**Input data:**
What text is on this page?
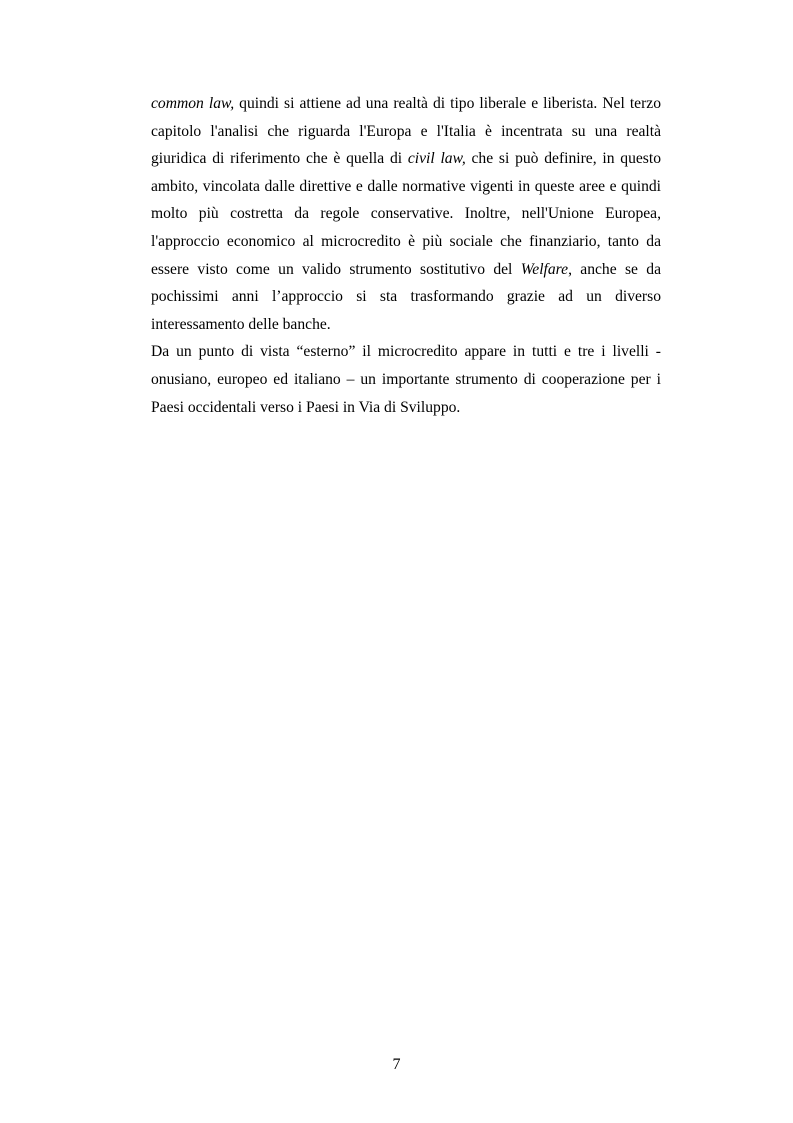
common law, quindi si attiene ad una realtà di tipo liberale e liberista. Nel terzo capitolo l'analisi che riguarda l'Europa e l'Italia è incentrata su una realtà giuridica di riferimento che è quella di civil law, che si può definire, in questo ambito, vincolata dalle direttive e dalle normative vigenti in queste aree e quindi molto più costretta da regole conservative. Inoltre, nell'Unione Europea, l'approccio economico al microcredito è più sociale che finanziario, tanto da essere visto come un valido strumento sostitutivo del Welfare, anche se da pochissimi anni l’approccio si sta trasformando grazie ad un diverso interessamento delle banche.

Da un punto di vista “esterno” il microcredito appare in tutti e tre i livelli - onusiano, europeo ed italiano – un importante strumento di cooperazione per i Paesi occidentali verso i Paesi in Via di Sviluppo.

7
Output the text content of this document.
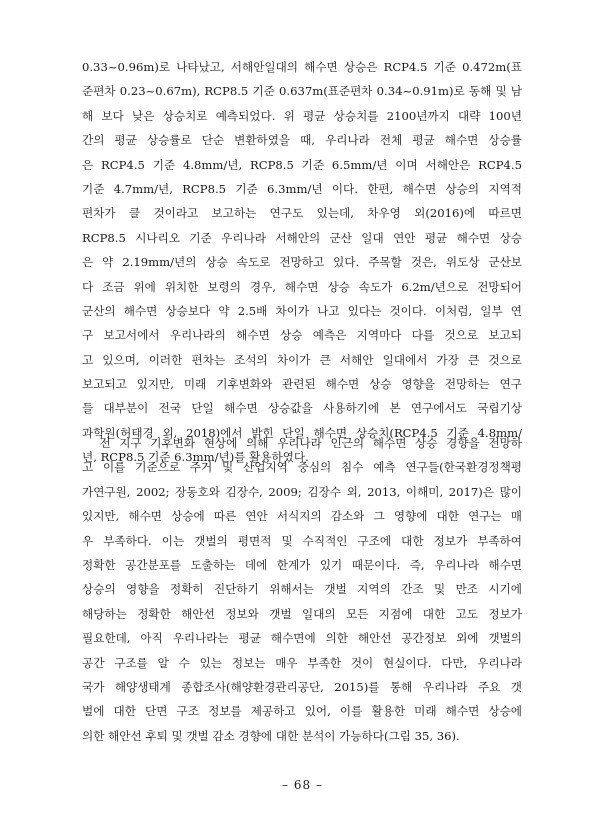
0.33~0.96m)로 나타났고, 서해안일대의 해수면 상승은 RCP4.5 기준 0.472m(표
준편차 0.23~0.67m), RCP8.5 기준 0.637m(표준편차 0.34~0.91m)로 동해 및 남
해 보다 낮은 상승치로 예측되었다. 위 평균 상승치를 2100년까지 대략 100년
간의 평균 상승률로 단순 변환하였을 때, 우리나라 전체 평균 해수면 상승률
은 RCP4.5 기준 4.8mm/년, RCP8.5 기준 6.5mm/년 이며 서해안은 RCP4.5
기준 4.7mm/년, RCP8.5 기준 6.3mm/년 이다. 한편, 해수면 상승의 지역적
편차가 클 것이라고 보고하는 연구도 있는데, 차우영 외(2016)에 따르면
RCP8.5 시나리오 기준 우리나라 서해안의 군산 일대 연안 평균 해수면 상승
은 약 2.19mm/년의 상승 속도로 전망하고 있다. 주목할 것은, 위도상 군산보
다 조금 위에 위치한 보령의 경우, 해수면 상승 속도가 6.2m/년으로 전망되어
군산의 해수면 상승보다 약 2.5배 차이가 나고 있다는 것이다. 이처럼, 일부 연
구 보고서에서 우리나라의 해수면 상승 예측은 지역마다 다를 것으로 보고되
고 있으며, 이러한 편차는 조석의 차이가 큰 서해안 일대에서 가장 큰 것으로
보고되고 있지만, 미래 기후변화와 관련된 해수면 상승 영향을 전망하는 연구
들 대부분이 전국 단일 해수면 상승값을 사용하기에 본 연구에서도 국립기상
과학원(허태경 외, 2018)에서 밝힌 단일 해수면 상승치(RCP4.5 기준 4.8mm/
년, RCP8.5 기준 6.3mm/년)를 활용하였다.
전 지구 기후변화 현상에 의해 우리나라 인근의 해수면 상승 경향을 전망하
고 이를 기준으로 주거 및 산업지역 중심의 침수 예측 연구들(한국환경정책평
가연구원, 2002; 장동호와 김장수, 2009; 김장수 외, 2013, 이해미, 2017)은 많이
있지만, 해수면 상승에 따른 연안 서식지의 감소와 그 영향에 대한 연구는 매
우 부족하다. 이는 갯벌의 평면적 및 수직적인 구조에 대한 정보가 부족하여
정확한 공간분포를 도출하는 데에 한계가 있기 때문이다. 즉, 우리나라 해수면
상승의 영향을 정확히 진단하기 위해서는 갯벌 지역의 간조 및 만조 시기에
해당하는 정확한 해안선 정보와 갯벌 일대의 모든 지점에 대한 고도 정보가
필요한데, 아직 우리나라는 평균 해수면에 의한 해안선 공간정보 외에 갯벌의
공간 구조를 알 수 있는 정보는 매우 부족한 것이 현실이다. 다만, 우리나라
국가 해양생태계 종합조사(해양환경관리공단, 2015)를 통해 우리나라 주요 갯
벌에 대한 단면 구조 정보를 제공하고 있어, 이를 활용한 미래 해수면 상승에
의한 해안선 후퇴 및 갯벌 감소 경향에 대한 분석이 가능하다(그림 35, 36).
– 68 –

**Requirement:** Count every line in the entries above where the word "this" appears; respond with the number alone.

**Exercise solution:** 2